SET TASK — From the listing below, pull out the lines that hold "managing".

PROVIDED INFORMATION —
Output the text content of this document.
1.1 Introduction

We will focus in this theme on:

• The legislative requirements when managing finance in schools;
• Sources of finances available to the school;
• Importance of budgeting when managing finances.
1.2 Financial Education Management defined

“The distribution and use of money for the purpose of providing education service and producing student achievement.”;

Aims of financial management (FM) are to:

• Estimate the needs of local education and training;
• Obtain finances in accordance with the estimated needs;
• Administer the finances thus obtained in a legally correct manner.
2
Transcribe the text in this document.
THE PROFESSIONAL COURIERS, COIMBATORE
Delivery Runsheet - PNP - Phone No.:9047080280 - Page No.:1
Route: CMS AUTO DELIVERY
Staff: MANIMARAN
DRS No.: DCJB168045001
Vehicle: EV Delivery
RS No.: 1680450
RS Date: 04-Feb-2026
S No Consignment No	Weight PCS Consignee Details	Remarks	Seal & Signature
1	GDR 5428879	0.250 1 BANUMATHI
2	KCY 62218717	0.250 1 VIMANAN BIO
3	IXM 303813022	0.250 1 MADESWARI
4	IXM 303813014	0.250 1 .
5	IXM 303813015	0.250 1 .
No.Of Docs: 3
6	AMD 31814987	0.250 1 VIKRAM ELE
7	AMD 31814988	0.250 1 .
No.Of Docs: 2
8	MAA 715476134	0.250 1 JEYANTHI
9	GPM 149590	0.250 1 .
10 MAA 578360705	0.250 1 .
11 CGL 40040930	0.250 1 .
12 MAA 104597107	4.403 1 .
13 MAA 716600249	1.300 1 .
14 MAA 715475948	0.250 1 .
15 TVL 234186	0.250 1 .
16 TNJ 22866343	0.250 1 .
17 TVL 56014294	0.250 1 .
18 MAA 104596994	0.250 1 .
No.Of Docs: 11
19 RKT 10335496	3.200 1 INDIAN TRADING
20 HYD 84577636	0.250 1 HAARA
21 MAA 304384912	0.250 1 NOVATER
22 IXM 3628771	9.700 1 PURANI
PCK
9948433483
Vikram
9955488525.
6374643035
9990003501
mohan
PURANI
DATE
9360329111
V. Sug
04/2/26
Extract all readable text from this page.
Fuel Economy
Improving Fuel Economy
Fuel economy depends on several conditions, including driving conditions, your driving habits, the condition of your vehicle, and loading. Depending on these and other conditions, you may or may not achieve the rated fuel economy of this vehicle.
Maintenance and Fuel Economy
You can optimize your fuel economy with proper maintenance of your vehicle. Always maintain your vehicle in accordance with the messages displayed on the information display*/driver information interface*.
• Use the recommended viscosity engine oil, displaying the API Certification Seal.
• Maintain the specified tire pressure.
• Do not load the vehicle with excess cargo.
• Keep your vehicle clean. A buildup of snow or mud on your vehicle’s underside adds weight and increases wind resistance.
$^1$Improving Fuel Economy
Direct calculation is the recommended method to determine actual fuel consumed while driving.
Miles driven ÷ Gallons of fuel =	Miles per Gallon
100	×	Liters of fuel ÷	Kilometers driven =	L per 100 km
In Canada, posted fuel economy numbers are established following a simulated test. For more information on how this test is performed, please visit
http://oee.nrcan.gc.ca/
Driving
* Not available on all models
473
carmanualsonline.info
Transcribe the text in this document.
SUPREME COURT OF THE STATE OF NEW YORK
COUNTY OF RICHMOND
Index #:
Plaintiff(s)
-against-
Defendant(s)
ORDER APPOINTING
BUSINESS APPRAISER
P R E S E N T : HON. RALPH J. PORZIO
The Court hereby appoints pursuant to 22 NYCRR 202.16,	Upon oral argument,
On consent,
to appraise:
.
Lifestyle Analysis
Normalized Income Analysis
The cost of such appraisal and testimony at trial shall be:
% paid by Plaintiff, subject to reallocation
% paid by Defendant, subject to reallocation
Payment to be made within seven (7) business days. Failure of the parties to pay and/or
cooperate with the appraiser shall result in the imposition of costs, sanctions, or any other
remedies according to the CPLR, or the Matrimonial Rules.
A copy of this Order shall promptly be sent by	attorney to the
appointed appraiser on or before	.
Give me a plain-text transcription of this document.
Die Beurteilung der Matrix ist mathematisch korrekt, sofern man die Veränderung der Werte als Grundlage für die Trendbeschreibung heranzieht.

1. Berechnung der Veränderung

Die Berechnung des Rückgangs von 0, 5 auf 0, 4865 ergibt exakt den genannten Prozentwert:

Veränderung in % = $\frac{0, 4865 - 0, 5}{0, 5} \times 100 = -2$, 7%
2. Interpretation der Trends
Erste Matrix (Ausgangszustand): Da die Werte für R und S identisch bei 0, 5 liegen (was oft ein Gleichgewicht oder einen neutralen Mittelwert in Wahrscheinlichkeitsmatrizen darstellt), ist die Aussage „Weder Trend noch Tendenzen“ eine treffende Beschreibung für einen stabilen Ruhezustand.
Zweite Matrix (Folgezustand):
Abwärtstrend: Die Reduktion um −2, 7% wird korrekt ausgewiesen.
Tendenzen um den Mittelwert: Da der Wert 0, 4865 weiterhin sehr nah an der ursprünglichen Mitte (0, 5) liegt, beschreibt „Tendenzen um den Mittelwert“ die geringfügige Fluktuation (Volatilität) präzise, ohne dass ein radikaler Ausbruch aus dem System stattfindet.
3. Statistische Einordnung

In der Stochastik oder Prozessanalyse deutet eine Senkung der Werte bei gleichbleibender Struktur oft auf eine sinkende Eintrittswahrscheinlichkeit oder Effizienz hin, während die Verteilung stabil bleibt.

CORRECT ANSWER —
• The legislative requirements when managing finance in schools;
• Importance of budgeting when managing finances.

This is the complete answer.